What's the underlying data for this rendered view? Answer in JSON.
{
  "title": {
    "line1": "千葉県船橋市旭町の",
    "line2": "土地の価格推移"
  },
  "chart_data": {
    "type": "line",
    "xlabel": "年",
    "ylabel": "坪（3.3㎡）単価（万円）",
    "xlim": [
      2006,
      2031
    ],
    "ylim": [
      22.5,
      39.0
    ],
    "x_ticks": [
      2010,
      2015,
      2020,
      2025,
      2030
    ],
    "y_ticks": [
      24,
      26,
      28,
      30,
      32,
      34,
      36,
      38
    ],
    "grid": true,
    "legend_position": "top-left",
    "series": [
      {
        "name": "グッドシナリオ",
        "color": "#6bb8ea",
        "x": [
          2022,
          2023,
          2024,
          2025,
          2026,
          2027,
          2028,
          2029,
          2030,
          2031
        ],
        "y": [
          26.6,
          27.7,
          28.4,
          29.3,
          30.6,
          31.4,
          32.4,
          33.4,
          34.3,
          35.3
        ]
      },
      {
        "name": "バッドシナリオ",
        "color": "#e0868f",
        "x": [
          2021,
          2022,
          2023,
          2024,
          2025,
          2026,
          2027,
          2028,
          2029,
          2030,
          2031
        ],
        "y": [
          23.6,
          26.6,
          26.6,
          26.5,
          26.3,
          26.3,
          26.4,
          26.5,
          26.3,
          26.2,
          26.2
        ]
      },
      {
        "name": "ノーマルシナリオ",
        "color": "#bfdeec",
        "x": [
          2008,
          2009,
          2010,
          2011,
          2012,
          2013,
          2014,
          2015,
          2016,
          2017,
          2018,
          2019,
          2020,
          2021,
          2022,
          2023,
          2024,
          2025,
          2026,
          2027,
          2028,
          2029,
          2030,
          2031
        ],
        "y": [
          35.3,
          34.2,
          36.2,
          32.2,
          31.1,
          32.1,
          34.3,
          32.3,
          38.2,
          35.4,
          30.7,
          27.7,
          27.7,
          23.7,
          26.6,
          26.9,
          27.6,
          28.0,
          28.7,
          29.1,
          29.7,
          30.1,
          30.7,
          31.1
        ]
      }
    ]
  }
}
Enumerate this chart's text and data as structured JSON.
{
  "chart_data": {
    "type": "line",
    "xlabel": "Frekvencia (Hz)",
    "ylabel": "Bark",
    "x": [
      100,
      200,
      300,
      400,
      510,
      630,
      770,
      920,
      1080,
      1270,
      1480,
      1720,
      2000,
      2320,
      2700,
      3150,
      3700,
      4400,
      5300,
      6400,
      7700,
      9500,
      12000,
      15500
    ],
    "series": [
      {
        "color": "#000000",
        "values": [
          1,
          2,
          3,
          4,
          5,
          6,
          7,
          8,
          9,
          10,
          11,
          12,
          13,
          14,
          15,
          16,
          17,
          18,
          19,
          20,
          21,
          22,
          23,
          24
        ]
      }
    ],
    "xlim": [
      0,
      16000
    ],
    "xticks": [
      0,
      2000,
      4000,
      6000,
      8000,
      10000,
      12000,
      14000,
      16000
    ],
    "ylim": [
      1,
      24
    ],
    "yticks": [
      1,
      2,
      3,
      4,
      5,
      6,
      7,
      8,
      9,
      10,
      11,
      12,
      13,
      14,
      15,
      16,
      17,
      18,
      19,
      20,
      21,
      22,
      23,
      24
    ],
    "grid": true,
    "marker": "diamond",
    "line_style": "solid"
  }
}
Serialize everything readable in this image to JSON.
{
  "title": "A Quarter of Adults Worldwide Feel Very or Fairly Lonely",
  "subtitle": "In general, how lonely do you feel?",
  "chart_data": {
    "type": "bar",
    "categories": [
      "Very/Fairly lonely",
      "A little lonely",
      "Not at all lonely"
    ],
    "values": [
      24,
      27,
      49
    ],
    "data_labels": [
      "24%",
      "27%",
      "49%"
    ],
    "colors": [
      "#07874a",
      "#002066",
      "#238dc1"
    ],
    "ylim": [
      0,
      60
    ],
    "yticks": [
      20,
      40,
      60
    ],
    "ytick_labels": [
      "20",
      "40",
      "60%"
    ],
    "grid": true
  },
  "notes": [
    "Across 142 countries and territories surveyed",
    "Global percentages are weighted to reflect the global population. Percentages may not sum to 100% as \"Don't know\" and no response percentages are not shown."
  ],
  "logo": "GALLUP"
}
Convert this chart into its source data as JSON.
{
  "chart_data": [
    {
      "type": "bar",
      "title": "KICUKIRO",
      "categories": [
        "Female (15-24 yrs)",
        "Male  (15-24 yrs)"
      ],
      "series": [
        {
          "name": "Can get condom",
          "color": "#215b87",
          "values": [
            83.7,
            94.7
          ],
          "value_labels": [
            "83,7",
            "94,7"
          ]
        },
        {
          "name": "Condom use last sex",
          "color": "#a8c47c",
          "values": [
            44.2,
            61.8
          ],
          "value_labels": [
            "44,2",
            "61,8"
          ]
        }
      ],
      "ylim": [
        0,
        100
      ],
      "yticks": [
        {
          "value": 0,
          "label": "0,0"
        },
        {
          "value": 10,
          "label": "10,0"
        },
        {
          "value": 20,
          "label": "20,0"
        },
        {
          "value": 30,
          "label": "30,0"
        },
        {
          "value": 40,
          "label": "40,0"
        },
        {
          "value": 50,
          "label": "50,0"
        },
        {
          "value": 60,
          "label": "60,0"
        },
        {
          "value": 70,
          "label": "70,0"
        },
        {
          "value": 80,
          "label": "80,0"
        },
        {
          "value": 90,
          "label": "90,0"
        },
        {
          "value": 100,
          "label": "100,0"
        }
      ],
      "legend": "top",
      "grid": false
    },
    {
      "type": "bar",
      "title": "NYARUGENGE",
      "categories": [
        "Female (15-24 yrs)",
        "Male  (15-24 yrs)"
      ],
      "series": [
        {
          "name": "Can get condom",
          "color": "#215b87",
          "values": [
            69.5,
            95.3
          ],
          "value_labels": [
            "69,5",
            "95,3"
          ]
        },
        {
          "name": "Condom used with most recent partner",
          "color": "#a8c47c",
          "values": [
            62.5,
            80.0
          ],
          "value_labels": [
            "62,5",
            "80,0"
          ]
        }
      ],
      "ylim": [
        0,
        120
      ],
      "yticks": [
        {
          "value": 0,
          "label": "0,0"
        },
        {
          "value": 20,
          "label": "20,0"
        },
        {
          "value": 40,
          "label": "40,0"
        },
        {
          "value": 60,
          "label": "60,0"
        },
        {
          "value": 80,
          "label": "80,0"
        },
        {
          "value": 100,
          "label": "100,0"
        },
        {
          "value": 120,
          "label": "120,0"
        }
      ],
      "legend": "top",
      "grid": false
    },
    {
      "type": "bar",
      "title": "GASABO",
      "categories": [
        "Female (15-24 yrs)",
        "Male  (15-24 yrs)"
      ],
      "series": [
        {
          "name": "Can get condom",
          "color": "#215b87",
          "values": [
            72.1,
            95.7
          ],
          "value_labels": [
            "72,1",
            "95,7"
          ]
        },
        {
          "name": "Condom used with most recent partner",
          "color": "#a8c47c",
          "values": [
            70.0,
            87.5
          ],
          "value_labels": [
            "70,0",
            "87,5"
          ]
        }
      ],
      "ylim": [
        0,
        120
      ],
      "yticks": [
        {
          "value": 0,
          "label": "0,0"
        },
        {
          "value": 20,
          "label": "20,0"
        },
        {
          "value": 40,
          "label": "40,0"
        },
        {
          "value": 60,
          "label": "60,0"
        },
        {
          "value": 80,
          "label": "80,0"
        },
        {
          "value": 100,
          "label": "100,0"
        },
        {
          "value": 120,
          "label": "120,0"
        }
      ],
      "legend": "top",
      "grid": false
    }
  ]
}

+++

▸ **Problem**: In the records above, tally the lines where the word "JSON" appears, and give the number and nothing else.

▸ **Answer to this problem**: 4